TASK DIRECTIONS: Print the listing below in its entirety, character for character.

EXTRACTED RECORDS:

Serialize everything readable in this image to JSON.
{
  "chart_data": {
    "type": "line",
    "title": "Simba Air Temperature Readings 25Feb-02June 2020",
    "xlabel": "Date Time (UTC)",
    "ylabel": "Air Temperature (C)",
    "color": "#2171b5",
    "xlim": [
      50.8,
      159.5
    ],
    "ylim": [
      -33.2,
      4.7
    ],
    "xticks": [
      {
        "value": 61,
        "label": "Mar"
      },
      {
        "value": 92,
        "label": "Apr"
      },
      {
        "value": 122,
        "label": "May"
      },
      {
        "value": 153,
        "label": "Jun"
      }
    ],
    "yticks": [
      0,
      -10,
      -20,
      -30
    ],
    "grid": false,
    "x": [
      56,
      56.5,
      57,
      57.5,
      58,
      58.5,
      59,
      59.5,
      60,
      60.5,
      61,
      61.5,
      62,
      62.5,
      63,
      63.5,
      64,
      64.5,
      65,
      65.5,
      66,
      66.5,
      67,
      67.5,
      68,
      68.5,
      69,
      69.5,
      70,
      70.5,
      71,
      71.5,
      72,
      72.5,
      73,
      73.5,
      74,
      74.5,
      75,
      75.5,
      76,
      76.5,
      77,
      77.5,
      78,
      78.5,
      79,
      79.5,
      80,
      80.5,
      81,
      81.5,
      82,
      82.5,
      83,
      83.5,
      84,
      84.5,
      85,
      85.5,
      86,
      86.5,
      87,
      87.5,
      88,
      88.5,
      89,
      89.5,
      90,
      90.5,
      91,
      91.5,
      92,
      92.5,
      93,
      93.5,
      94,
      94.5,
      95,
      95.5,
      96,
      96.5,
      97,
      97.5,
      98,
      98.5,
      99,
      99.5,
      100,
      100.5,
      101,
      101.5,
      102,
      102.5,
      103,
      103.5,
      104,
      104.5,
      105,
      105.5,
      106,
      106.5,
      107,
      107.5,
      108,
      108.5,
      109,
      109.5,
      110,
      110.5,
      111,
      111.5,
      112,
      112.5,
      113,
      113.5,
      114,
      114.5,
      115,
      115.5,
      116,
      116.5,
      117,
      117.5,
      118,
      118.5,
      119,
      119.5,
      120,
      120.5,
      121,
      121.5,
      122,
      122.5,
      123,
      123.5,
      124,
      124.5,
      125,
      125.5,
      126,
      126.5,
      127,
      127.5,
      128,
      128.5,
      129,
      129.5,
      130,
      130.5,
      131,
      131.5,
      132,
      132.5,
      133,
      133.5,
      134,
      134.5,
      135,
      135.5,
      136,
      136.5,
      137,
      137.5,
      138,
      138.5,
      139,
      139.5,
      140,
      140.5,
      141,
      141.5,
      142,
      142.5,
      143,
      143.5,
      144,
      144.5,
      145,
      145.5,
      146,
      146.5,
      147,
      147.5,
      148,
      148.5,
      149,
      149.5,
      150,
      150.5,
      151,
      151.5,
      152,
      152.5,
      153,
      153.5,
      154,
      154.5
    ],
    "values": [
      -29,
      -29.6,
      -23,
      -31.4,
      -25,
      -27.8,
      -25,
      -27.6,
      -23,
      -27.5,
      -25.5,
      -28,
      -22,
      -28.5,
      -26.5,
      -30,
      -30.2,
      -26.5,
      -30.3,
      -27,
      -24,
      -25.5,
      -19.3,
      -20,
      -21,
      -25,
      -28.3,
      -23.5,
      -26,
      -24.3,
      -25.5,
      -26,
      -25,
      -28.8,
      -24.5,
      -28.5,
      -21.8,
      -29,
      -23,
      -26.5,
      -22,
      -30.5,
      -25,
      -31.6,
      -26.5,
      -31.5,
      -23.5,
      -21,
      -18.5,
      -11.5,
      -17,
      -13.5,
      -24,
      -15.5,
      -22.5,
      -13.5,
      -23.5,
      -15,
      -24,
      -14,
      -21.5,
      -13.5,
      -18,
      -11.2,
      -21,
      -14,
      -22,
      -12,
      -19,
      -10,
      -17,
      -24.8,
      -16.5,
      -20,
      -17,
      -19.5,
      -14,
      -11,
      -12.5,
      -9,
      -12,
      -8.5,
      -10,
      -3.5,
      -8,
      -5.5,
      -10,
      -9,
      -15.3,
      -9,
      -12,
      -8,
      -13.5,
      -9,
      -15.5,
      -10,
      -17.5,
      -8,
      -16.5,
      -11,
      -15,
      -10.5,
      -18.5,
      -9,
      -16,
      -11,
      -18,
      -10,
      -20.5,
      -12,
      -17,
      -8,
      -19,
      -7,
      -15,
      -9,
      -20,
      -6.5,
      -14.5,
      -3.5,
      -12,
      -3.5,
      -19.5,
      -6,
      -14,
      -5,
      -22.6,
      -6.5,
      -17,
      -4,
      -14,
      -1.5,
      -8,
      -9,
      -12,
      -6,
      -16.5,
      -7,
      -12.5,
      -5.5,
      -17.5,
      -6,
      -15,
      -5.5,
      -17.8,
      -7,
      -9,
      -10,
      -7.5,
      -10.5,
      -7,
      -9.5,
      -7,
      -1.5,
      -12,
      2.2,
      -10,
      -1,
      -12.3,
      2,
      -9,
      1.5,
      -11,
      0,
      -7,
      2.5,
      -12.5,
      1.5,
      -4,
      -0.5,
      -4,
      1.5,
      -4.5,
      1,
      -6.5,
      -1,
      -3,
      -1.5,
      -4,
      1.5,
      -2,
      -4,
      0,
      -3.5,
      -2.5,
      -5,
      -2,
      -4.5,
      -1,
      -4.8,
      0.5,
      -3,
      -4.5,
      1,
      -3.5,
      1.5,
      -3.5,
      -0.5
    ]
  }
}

ANSWER IN FULL:
Serialize everything readable in this image to JSON.
{
  "chart_data": {
    "type": "line",
    "title": "Simba Air Temperature Readings 25Feb-02June 2020",
    "xlabel": "Date Time (UTC)",
    "ylabel": "Air Temperature (C)",
    "color": "#2171b5",
    "xlim": [
      50.8,
      159.5
    ],
    "ylim": [
      -33.2,
      4.7
    ],
    "xticks": [
      {
        "value": 61,
        "label": "Mar"
      },
      {
        "value": 92,
        "label": "Apr"
      },
      {
        "value": 122,
        "label": "May"
      },
      {
        "value": 153,
        "label": "Jun"
      }
    ],
    "yticks": [
      0,
      -10,
      -20,
      -30
    ],
    "grid": false,
    "x": [
      56,
      56.5,
      57,
      57.5,
      58,
      58.5,
      59,
      59.5,
      60,
      60.5,
      61,
      61.5,
      62,
      62.5,
      63,
      63.5,
      64,
      64.5,
      65,
      65.5,
      66,
      66.5,
      67,
      67.5,
      68,
      68.5,
      69,
      69.5,
      70,
      70.5,
      71,
      71.5,
      72,
      72.5,
      73,
      73.5,
      74,
      74.5,
      75,
      75.5,
      76,
      76.5,
      77,
      77.5,
      78,
      78.5,
      79,
      79.5,
      80,
      80.5,
      81,
      81.5,
      82,
      82.5,
      83,
      83.5,
      84,
      84.5,
      85,
      85.5,
      86,
      86.5,
      87,
      87.5,
      88,
      88.5,
      89,
      89.5,
      90,
      90.5,
      91,
      91.5,
      92,
      92.5,
      93,
      93.5,
      94,
      94.5,
      95,
      95.5,
      96,
      96.5,
      97,
      97.5,
      98,
      98.5,
      99,
      99.5,
      100,
      100.5,
      101,
      101.5,
      102,
      102.5,
      103,
      103.5,
      104,
      104.5,
      105,
      105.5,
      106,
      106.5,
      107,
      107.5,
      108,
      108.5,
      109,
      109.5,
      110,
      110.5,
      111,
      111.5,
      112,
      112.5,
      113,
      113.5,
      114,
      114.5,
      115,
      115.5,
      116,
      116.5,
      117,
      117.5,
      118,
      118.5,
      119,
      119.5,
      120,
      120.5,
      121,
      121.5,
      122,
      122.5,
      123,
      123.5,
      124,
      124.5,
      125,
      125.5,
      126,
      126.5,
      127,
      127.5,
      128,
      128.5,
      129,
      129.5,
      130,
      130.5,
      131,
      131.5,
      132,
      132.5,
      133,
      133.5,
      134,
      134.5,
      135,
      135.5,
      136,
      136.5,
      137,
      137.5,
      138,
      138.5,
      139,
      139.5,
      140,
      140.5,
      141,
      141.5,
      142,
      142.5,
      143,
      143.5,
      144,
      144.5,
      145,
      145.5,
      146,
      146.5,
      147,
      147.5,
      148,
      148.5,
      149,
      149.5,
      150,
      150.5,
      151,
      151.5,
      152,
      152.5,
      153,
      153.5,
      154,
      154.5
    ],
    "values": [
      -29,
      -29.6,
      -23,
      -31.4,
      -25,
      -27.8,
      -25,
      -27.6,
      -23,
      -27.5,
      -25.5,
      -28,
      -22,
      -28.5,
      -26.5,
      -30,
      -30.2,
      -26.5,
      -30.3,
      -27,
      -24,
      -25.5,
      -19.3,
      -20,
      -21,
      -25,
      -28.3,
      -23.5,
      -26,
      -24.3,
      -25.5,
      -26,
      -25,
      -28.8,
      -24.5,
      -28.5,
      -21.8,
      -29,
      -23,
      -26.5,
      -22,
      -30.5,
      -25,
      -31.6,
      -26.5,
      -31.5,
      -23.5,
      -21,
      -18.5,
      -11.5,
      -17,
      -13.5,
      -24,
      -15.5,
      -22.5,
      -13.5,
      -23.5,
      -15,
      -24,
      -14,
      -21.5,
      -13.5,
      -18,
      -11.2,
      -21,
      -14,
      -22,
      -12,
      -19,
      -10,
      -17,
      -24.8,
      -16.5,
      -20,
      -17,
      -19.5,
      -14,
      -11,
      -12.5,
      -9,
      -12,
      -8.5,
      -10,
      -3.5,
      -8,
      -5.5,
      -10,
      -9,
      -15.3,
      -9,
      -12,
      -8,
      -13.5,
      -9,
      -15.5,
      -10,
      -17.5,
      -8,
      -16.5,
      -11,
      -15,
      -10.5,
      -18.5,
      -9,
      -16,
      -11,
      -18,
      -10,
      -20.5,
      -12,
      -17,
      -8,
      -19,
      -7,
      -15,
      -9,
      -20,
      -6.5,
      -14.5,
      -3.5,
      -12,
      -3.5,
      -19.5,
      -6,
      -14,
      -5,
      -22.6,
      -6.5,
      -17,
      -4,
      -14,
      -1.5,
      -8,
      -9,
      -12,
      -6,
      -16.5,
      -7,
      -12.5,
      -5.5,
      -17.5,
      -6,
      -15,
      -5.5,
      -17.8,
      -7,
      -9,
      -10,
      -7.5,
      -10.5,
      -7,
      -9.5,
      -7,
      -1.5,
      -12,
      2.2,
      -10,
      -1,
      -12.3,
      2,
      -9,
      1.5,
      -11,
      0,
      -7,
      2.5,
      -12.5,
      1.5,
      -4,
      -0.5,
      -4,
      1.5,
      -4.5,
      1,
      -6.5,
      -1,
      -3,
      -1.5,
      -4,
      1.5,
      -2,
      -4,
      0,
      -3.5,
      -2.5,
      -5,
      -2,
      -4.5,
      -1,
      -4.8,
      0.5,
      -3,
      -4.5,
      1,
      -3.5,
      1.5,
      -3.5,
      -0.5
    ]
  }
}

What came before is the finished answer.